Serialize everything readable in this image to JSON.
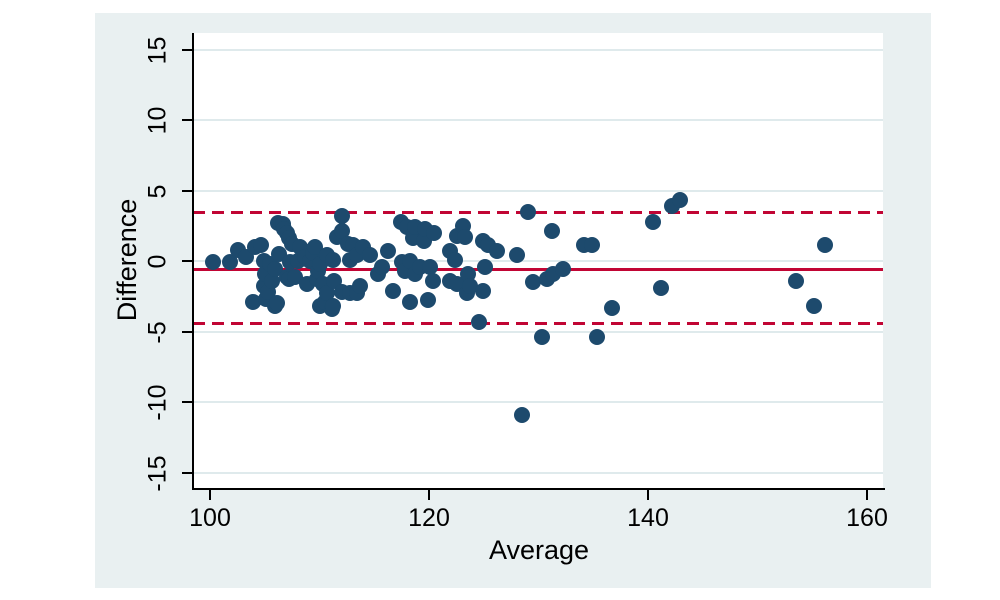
{
  "figure": {
    "background_color": "#e9f0f1",
    "plot_background_color": "#ffffff",
    "gridline_color": "#dfeaec",
    "axis_color": "#000000",
    "text_color": "#000000"
  },
  "chart_data": {
    "type": "scatter",
    "title": "",
    "xlabel": "Average",
    "ylabel": "Difference",
    "x_ticks": [
      100,
      120,
      140,
      160
    ],
    "y_ticks": [
      15,
      10,
      5,
      0,
      -5,
      -10,
      -15
    ],
    "xlim": [
      98.4,
      161.6
    ],
    "ylim": [
      -16.2,
      16.2
    ],
    "grid": true,
    "legend": "none",
    "marker_color": "#1d4a6d",
    "line_color": "#c10534",
    "reference_lines": {
      "mean": -0.55,
      "upper_loa": 3.45,
      "lower_loa": -4.4
    },
    "points": [
      [
        100.3,
        -0.1
      ],
      [
        101.8,
        -0.1
      ],
      [
        102.6,
        0.8
      ],
      [
        103.3,
        0.3
      ],
      [
        103.9,
        -2.9
      ],
      [
        104.1,
        1.0
      ],
      [
        104.7,
        1.1
      ],
      [
        104.9,
        0.0
      ],
      [
        104.9,
        -1.8
      ],
      [
        105.0,
        -0.9
      ],
      [
        105.1,
        -2.7
      ],
      [
        105.3,
        -2.2
      ],
      [
        105.5,
        -0.2
      ],
      [
        105.7,
        -1.4
      ],
      [
        105.9,
        -0.6
      ],
      [
        105.9,
        -3.2
      ],
      [
        106.1,
        -3.0
      ],
      [
        106.2,
        2.7
      ],
      [
        106.3,
        0.5
      ],
      [
        106.7,
        2.6
      ],
      [
        106.8,
        2.3
      ],
      [
        107.0,
        2.0
      ],
      [
        107.0,
        -1.1
      ],
      [
        107.2,
        1.6
      ],
      [
        107.2,
        -1.3
      ],
      [
        107.3,
        -0.1
      ],
      [
        107.5,
        1.2
      ],
      [
        107.8,
        -1.1
      ],
      [
        108.0,
        0.0
      ],
      [
        108.2,
        1.0
      ],
      [
        108.7,
        0.3
      ],
      [
        108.9,
        -1.6
      ],
      [
        109.1,
        0.0
      ],
      [
        109.4,
        0.6
      ],
      [
        109.6,
        1.0
      ],
      [
        109.8,
        -1.3
      ],
      [
        109.9,
        -0.7
      ],
      [
        110.0,
        -0.2
      ],
      [
        110.0,
        -3.2
      ],
      [
        110.3,
        -1.6
      ],
      [
        110.5,
        -2.9
      ],
      [
        110.7,
        0.4
      ],
      [
        110.7,
        -2.3
      ],
      [
        111.1,
        -3.4
      ],
      [
        111.2,
        0.1
      ],
      [
        111.2,
        -3.2
      ],
      [
        111.3,
        -1.4
      ],
      [
        111.6,
        1.7
      ],
      [
        112.1,
        3.2
      ],
      [
        112.1,
        2.1
      ],
      [
        112.1,
        -2.2
      ],
      [
        112.6,
        1.2
      ],
      [
        112.8,
        0.1
      ],
      [
        112.8,
        -2.3
      ],
      [
        113.1,
        1.1
      ],
      [
        113.4,
        0.4
      ],
      [
        113.4,
        -2.3
      ],
      [
        113.7,
        -1.8
      ],
      [
        114.0,
        1.0
      ],
      [
        114.6,
        0.4
      ],
      [
        115.3,
        -0.9
      ],
      [
        115.7,
        -0.4
      ],
      [
        116.3,
        0.7
      ],
      [
        116.7,
        -2.1
      ],
      [
        117.4,
        2.8
      ],
      [
        117.5,
        -0.1
      ],
      [
        117.8,
        -0.7
      ],
      [
        118.0,
        2.4
      ],
      [
        118.3,
        0.0
      ],
      [
        118.3,
        -2.9
      ],
      [
        118.5,
        1.6
      ],
      [
        118.7,
        2.4
      ],
      [
        118.7,
        -0.9
      ],
      [
        119.2,
        -0.4
      ],
      [
        119.5,
        1.4
      ],
      [
        119.6,
        2.3
      ],
      [
        119.9,
        -2.8
      ],
      [
        120.1,
        -0.4
      ],
      [
        120.4,
        -1.4
      ],
      [
        120.5,
        2.0
      ],
      [
        121.9,
        0.7
      ],
      [
        121.9,
        -1.4
      ],
      [
        122.4,
        0.1
      ],
      [
        122.6,
        1.8
      ],
      [
        122.6,
        -1.6
      ],
      [
        123.1,
        2.5
      ],
      [
        123.3,
        1.7
      ],
      [
        123.5,
        -2.3
      ],
      [
        123.6,
        -0.9
      ],
      [
        123.7,
        -1.8
      ],
      [
        124.6,
        -4.3
      ],
      [
        124.9,
        1.4
      ],
      [
        124.9,
        -2.1
      ],
      [
        125.1,
        -0.4
      ],
      [
        125.4,
        1.1
      ],
      [
        126.2,
        0.7
      ],
      [
        128.0,
        0.4
      ],
      [
        128.5,
        -10.9
      ],
      [
        129.0,
        3.5
      ],
      [
        129.5,
        -1.5
      ],
      [
        130.3,
        -5.4
      ],
      [
        130.8,
        -1.3
      ],
      [
        131.2,
        2.1
      ],
      [
        131.3,
        -0.9
      ],
      [
        132.2,
        -0.6
      ],
      [
        134.2,
        1.1
      ],
      [
        134.9,
        1.1
      ],
      [
        135.3,
        -5.4
      ],
      [
        136.7,
        -3.3
      ],
      [
        140.5,
        2.8
      ],
      [
        141.2,
        -1.9
      ],
      [
        142.2,
        3.9
      ],
      [
        142.9,
        4.3
      ],
      [
        153.5,
        -1.4
      ],
      [
        155.2,
        -3.2
      ],
      [
        156.2,
        1.1
      ]
    ]
  }
}
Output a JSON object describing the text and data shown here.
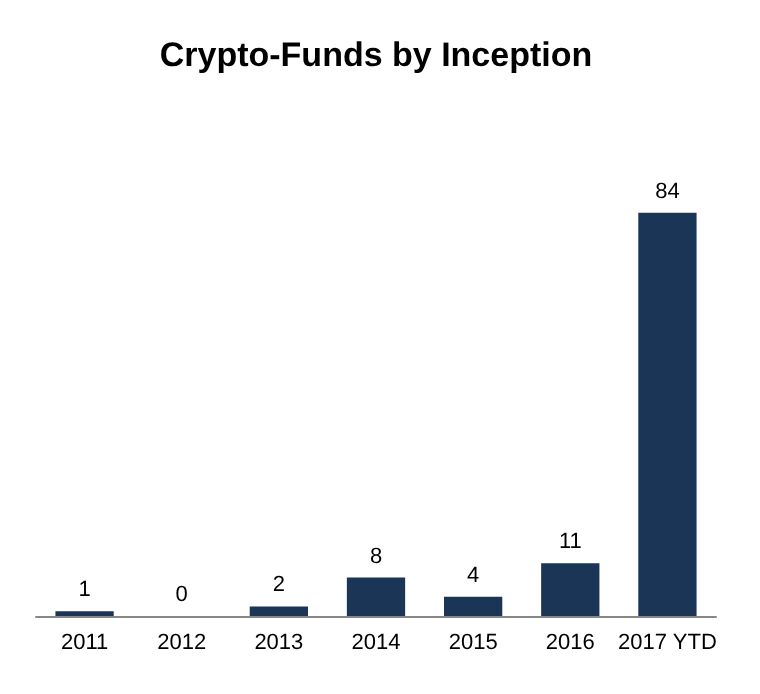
{
  "chart_data": {
    "type": "bar",
    "title": "Crypto-Funds by Inception",
    "categories": [
      "2011",
      "2012",
      "2013",
      "2014",
      "2015",
      "2016",
      "2017 YTD"
    ],
    "values": [
      1,
      0,
      2,
      8,
      4,
      11,
      84
    ],
    "color": "#1b3556",
    "data_labels": true
  }
}
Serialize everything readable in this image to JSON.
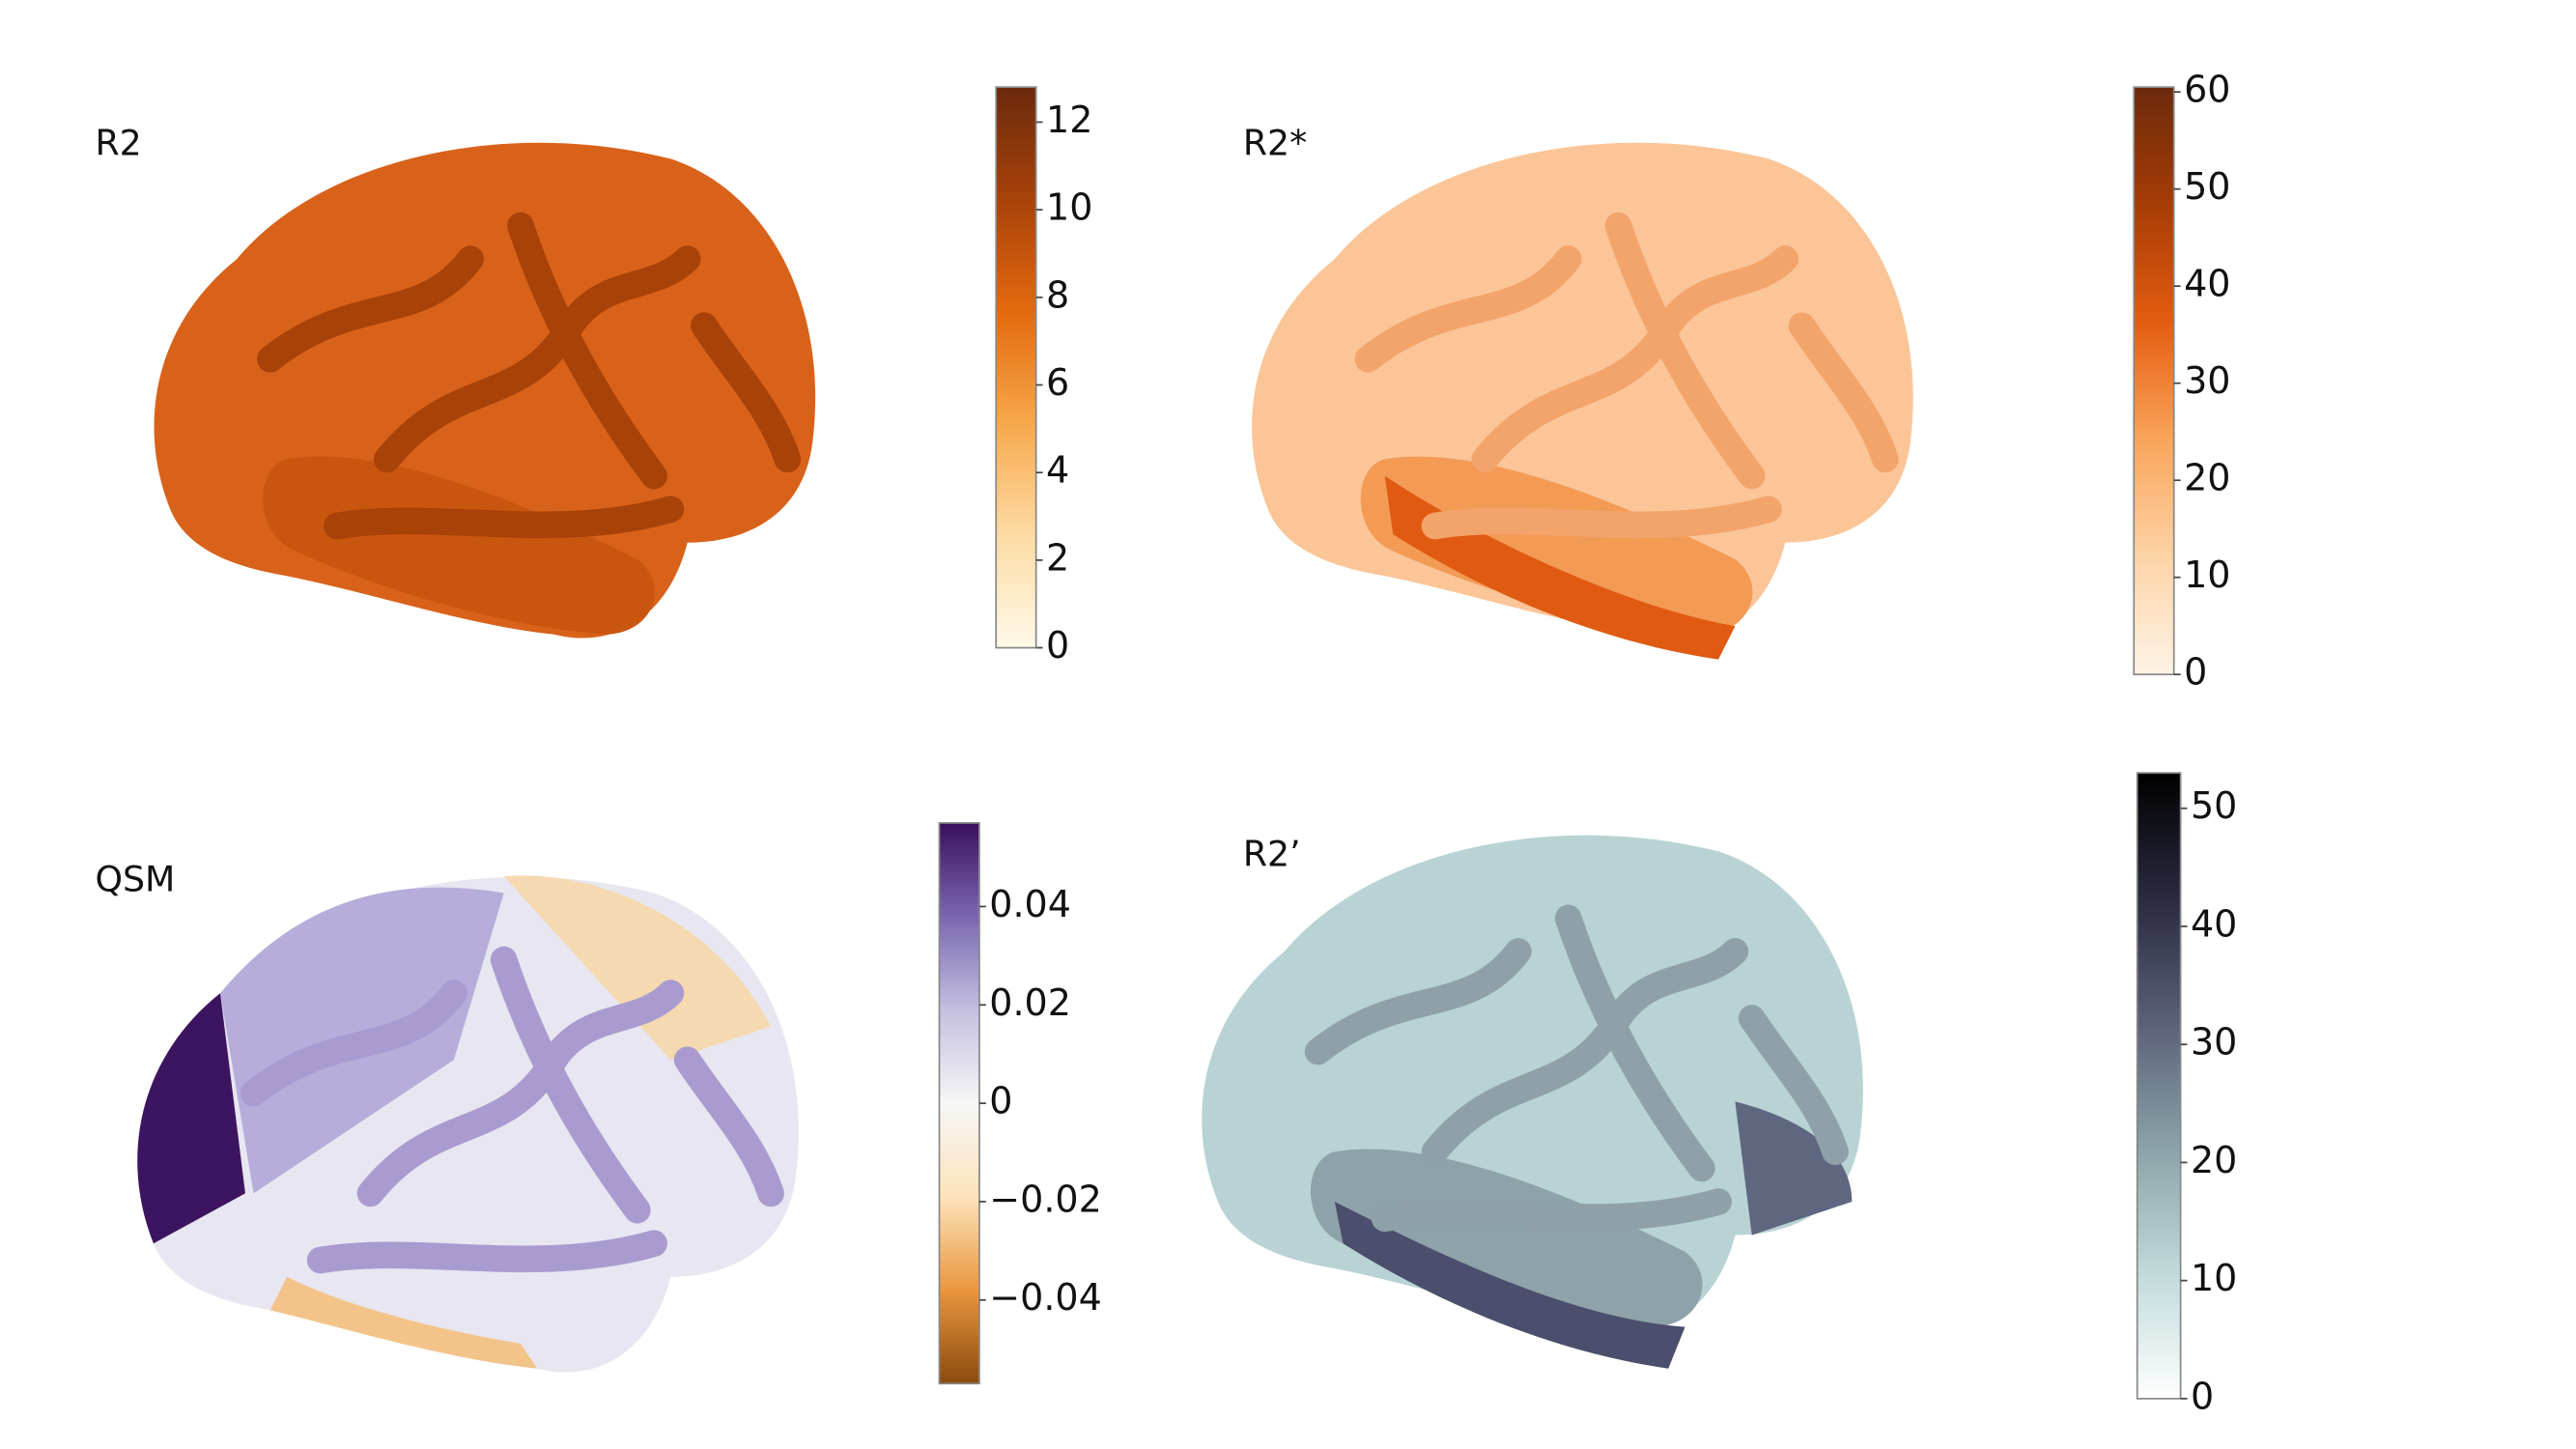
{
  "chart_data": [
    {
      "type": "colorbar",
      "title": "R2",
      "ylim": [
        0,
        12.8
      ],
      "yticks": [
        0,
        2,
        4,
        6,
        8,
        10,
        12
      ],
      "colors": [
        "#fef9e9",
        "#fddca4",
        "#f7a84c",
        "#e3690f",
        "#a8420a",
        "#6a2a0c"
      ]
    },
    {
      "type": "colorbar",
      "title": "R2*",
      "ylim": [
        0,
        60.5
      ],
      "yticks": [
        0,
        10,
        20,
        30,
        40,
        50,
        60
      ],
      "colors": [
        "#fdf3e6",
        "#fdd3a6",
        "#f9a55a",
        "#e45c10",
        "#a63c06",
        "#6b2a0c"
      ]
    },
    {
      "type": "colorbar",
      "title": "QSM",
      "ylim": [
        -0.057,
        0.057
      ],
      "yticks": [
        {
          "value": -0.04,
          "label": "−0.04"
        },
        {
          "value": -0.02,
          "label": "−0.02"
        },
        0,
        0.02,
        0.04
      ],
      "colors": [
        "#8a4a0e",
        "#e9963e",
        "#fde3bb",
        "#f6f6f6",
        "#c5bfe0",
        "#7a67b0",
        "#3b0f5e"
      ]
    },
    {
      "type": "colorbar",
      "title": "R2’",
      "ylim": [
        0,
        53
      ],
      "yticks": [
        0,
        10,
        20,
        30,
        40,
        50
      ],
      "colors": [
        "#ffffff",
        "#c0dada",
        "#8aa3a8",
        "#5a6079",
        "#2a2a40",
        "#000000"
      ]
    }
  ]
}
□ □ □
Replicate the material above verbatim; images stay out of the copy.

Serialize everything readable in this image to JSON.
{
  "figure": {
    "background_color": "#e9f0f1",
    "plot_background_color": "#ffffff",
    "gridline_color": "#dfeaec",
    "axis_color": "#000000",
    "text_color": "#000000"
  },
  "chart_data": {
    "type": "scatter",
    "title": "",
    "xlabel": "Average",
    "ylabel": "Difference",
    "x_ticks": [
      100,
      120,
      140,
      160
    ],
    "y_ticks": [
      15,
      10,
      5,
      0,
      -5,
      -10,
      -15
    ],
    "xlim": [
      98.4,
      161.6
    ],
    "ylim": [
      -16.2,
      16.2
    ],
    "grid": true,
    "legend": "none",
    "marker_color": "#1d4a6d",
    "line_color": "#c10534",
    "reference_lines": {
      "mean": -0.55,
      "upper_loa": 3.45,
      "lower_loa": -4.4
    },
    "points": [
      [
        100.3,
        -0.1
      ],
      [
        101.8,
        -0.1
      ],
      [
        102.6,
        0.8
      ],
      [
        103.3,
        0.3
      ],
      [
        103.9,
        -2.9
      ],
      [
        104.1,
        1.0
      ],
      [
        104.7,
        1.1
      ],
      [
        104.9,
        0.0
      ],
      [
        104.9,
        -1.8
      ],
      [
        105.0,
        -0.9
      ],
      [
        105.1,
        -2.7
      ],
      [
        105.3,
        -2.2
      ],
      [
        105.5,
        -0.2
      ],
      [
        105.7,
        -1.4
      ],
      [
        105.9,
        -0.6
      ],
      [
        105.9,
        -3.2
      ],
      [
        106.1,
        -3.0
      ],
      [
        106.2,
        2.7
      ],
      [
        106.3,
        0.5
      ],
      [
        106.7,
        2.6
      ],
      [
        106.8,
        2.3
      ],
      [
        107.0,
        2.0
      ],
      [
        107.0,
        -1.1
      ],
      [
        107.2,
        1.6
      ],
      [
        107.2,
        -1.3
      ],
      [
        107.3,
        -0.1
      ],
      [
        107.5,
        1.2
      ],
      [
        107.8,
        -1.1
      ],
      [
        108.0,
        0.0
      ],
      [
        108.2,
        1.0
      ],
      [
        108.7,
        0.3
      ],
      [
        108.9,
        -1.6
      ],
      [
        109.1,
        0.0
      ],
      [
        109.4,
        0.6
      ],
      [
        109.6,
        1.0
      ],
      [
        109.8,
        -1.3
      ],
      [
        109.9,
        -0.7
      ],
      [
        110.0,
        -0.2
      ],
      [
        110.0,
        -3.2
      ],
      [
        110.3,
        -1.6
      ],
      [
        110.5,
        -2.9
      ],
      [
        110.7,
        0.4
      ],
      [
        110.7,
        -2.3
      ],
      [
        111.1,
        -3.4
      ],
      [
        111.2,
        0.1
      ],
      [
        111.2,
        -3.2
      ],
      [
        111.3,
        -1.4
      ],
      [
        111.6,
        1.7
      ],
      [
        112.1,
        3.2
      ],
      [
        112.1,
        2.1
      ],
      [
        112.1,
        -2.2
      ],
      [
        112.6,
        1.2
      ],
      [
        112.8,
        0.1
      ],
      [
        112.8,
        -2.3
      ],
      [
        113.1,
        1.1
      ],
      [
        113.4,
        0.4
      ],
      [
        113.4,
        -2.3
      ],
      [
        113.7,
        -1.8
      ],
      [
        114.0,
        1.0
      ],
      [
        114.6,
        0.4
      ],
      [
        115.3,
        -0.9
      ],
      [
        115.7,
        -0.4
      ],
      [
        116.3,
        0.7
      ],
      [
        116.7,
        -2.1
      ],
      [
        117.4,
        2.8
      ],
      [
        117.5,
        -0.1
      ],
      [
        117.8,
        -0.7
      ],
      [
        118.0,
        2.4
      ],
      [
        118.3,
        0.0
      ],
      [
        118.3,
        -2.9
      ],
      [
        118.5,
        1.6
      ],
      [
        118.7,
        2.4
      ],
      [
        118.7,
        -0.9
      ],
      [
        119.2,
        -0.4
      ],
      [
        119.5,
        1.4
      ],
      [
        119.6,
        2.3
      ],
      [
        119.9,
        -2.8
      ],
      [
        120.1,
        -0.4
      ],
      [
        120.4,
        -1.4
      ],
      [
        120.5,
        2.0
      ],
      [
        121.9,
        0.7
      ],
      [
        121.9,
        -1.4
      ],
      [
        122.4,
        0.1
      ],
      [
        122.6,
        1.8
      ],
      [
        122.6,
        -1.6
      ],
      [
        123.1,
        2.5
      ],
      [
        123.3,
        1.7
      ],
      [
        123.5,
        -2.3
      ],
      [
        123.6,
        -0.9
      ],
      [
        123.7,
        -1.8
      ],
      [
        124.6,
        -4.3
      ],
      [
        124.9,
        1.4
      ],
      [
        124.9,
        -2.1
      ],
      [
        125.1,
        -0.4
      ],
      [
        125.4,
        1.1
      ],
      [
        126.2,
        0.7
      ],
      [
        128.0,
        0.4
      ],
      [
        128.5,
        -10.9
      ],
      [
        129.0,
        3.5
      ],
      [
        129.5,
        -1.5
      ],
      [
        130.3,
        -5.4
      ],
      [
        130.8,
        -1.3
      ],
      [
        131.2,
        2.1
      ],
      [
        131.3,
        -0.9
      ],
      [
        132.2,
        -0.6
      ],
      [
        134.2,
        1.1
      ],
      [
        134.9,
        1.1
      ],
      [
        135.3,
        -5.4
      ],
      [
        136.7,
        -3.3
      ],
      [
        140.5,
        2.8
      ],
      [
        141.2,
        -1.9
      ],
      [
        142.2,
        3.9
      ],
      [
        142.9,
        4.3
      ],
      [
        153.5,
        -1.4
      ],
      [
        155.2,
        -3.2
      ],
      [
        156.2,
        1.1
      ]
    ]
  }
}
Output a JSON object describing the text and data shown here.
{
  "chart_data": {
    "type": "bar",
    "title": "Crypto-Funds by Inception",
    "categories": [
      "2011",
      "2012",
      "2013",
      "2014",
      "2015",
      "2016",
      "2017 YTD"
    ],
    "values": [
      1,
      0,
      2,
      8,
      4,
      11,
      84
    ],
    "color": "#1b3556",
    "data_labels": true
  }
}
Serialize everything readable in this image to JSON.
{
  "chart_data": [
    {
      "type": "colorbar",
      "title": "R2",
      "ylim": [
        0,
        12.8
      ],
      "yticks": [
        0,
        2,
        4,
        6,
        8,
        10,
        12
      ],
      "colors": [
        "#fef9e9",
        "#fddca4",
        "#f7a84c",
        "#e3690f",
        "#a8420a",
        "#6a2a0c"
      ]
    },
    {
      "type": "colorbar",
      "title": "R2*",
      "ylim": [
        0,
        60.5
      ],
      "yticks": [
        0,
        10,
        20,
        30,
        40,
        50,
        60
      ],
      "colors": [
        "#fdf3e6",
        "#fdd3a6",
        "#f9a55a",
        "#e45c10",
        "#a63c06",
        "#6b2a0c"
      ]
    },
    {
      "type": "colorbar",
      "title": "QSM",
      "ylim": [
        -0.057,
        0.057
      ],
      "yticks": [
        {
          "value": -0.04,
          "label": "−0.04"
        },
        {
          "value": -0.02,
          "label": "−0.02"
        },
        0,
        0.02,
        0.04
      ],
      "colors": [
        "#8a4a0e",
        "#e9963e",
        "#fde3bb",
        "#f6f6f6",
        "#c5bfe0",
        "#7a67b0",
        "#3b0f5e"
      ]
    },
    {
      "type": "colorbar",
      "title": "R2’",
      "ylim": [
        0,
        53
      ],
      "yticks": [
        0,
        10,
        20,
        30,
        40,
        50
      ],
      "colors": [
        "#ffffff",
        "#c0dada",
        "#8aa3a8",
        "#5a6079",
        "#2a2a40",
        "#000000"
      ]
    }
  ]
}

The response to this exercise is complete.